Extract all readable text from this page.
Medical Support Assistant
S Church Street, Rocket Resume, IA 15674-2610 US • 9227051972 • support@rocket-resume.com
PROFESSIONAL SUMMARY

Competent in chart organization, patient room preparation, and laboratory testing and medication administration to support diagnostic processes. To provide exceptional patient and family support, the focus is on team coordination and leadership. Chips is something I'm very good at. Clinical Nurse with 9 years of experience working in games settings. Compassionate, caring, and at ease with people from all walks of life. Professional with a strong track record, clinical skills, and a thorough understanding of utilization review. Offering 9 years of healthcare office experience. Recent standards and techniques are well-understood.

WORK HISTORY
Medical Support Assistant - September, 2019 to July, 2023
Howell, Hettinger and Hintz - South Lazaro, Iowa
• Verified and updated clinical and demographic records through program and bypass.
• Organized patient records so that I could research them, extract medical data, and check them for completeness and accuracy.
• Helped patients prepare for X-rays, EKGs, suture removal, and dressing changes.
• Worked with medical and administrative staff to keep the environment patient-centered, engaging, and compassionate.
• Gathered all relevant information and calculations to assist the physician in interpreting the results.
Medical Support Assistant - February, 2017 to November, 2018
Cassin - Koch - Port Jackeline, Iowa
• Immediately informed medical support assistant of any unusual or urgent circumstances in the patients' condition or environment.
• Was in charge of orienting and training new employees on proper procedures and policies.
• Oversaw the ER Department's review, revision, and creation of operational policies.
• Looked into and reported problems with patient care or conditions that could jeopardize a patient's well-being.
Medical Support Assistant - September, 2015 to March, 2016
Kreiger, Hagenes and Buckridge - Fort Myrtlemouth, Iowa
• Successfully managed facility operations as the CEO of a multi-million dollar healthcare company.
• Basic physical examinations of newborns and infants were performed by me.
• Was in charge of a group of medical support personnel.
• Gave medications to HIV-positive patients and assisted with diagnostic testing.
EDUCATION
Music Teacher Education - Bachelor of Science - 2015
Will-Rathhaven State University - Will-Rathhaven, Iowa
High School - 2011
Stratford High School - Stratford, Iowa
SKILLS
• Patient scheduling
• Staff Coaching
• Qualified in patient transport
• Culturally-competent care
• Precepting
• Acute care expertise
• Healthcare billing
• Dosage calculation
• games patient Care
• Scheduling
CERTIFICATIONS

Problem to solve >> Locate all lines in the listing above with the word "patients". Copy them.

Task output >>
• Helped patients prepare for X-rays, EKGs, suture removal, and dressing changes.
• Immediately informed medical support assistant of any unusual or urgent circumstances in the patients' condition or environment.
• Gave medications to HIV-positive patients and assisted with diagnostic testing.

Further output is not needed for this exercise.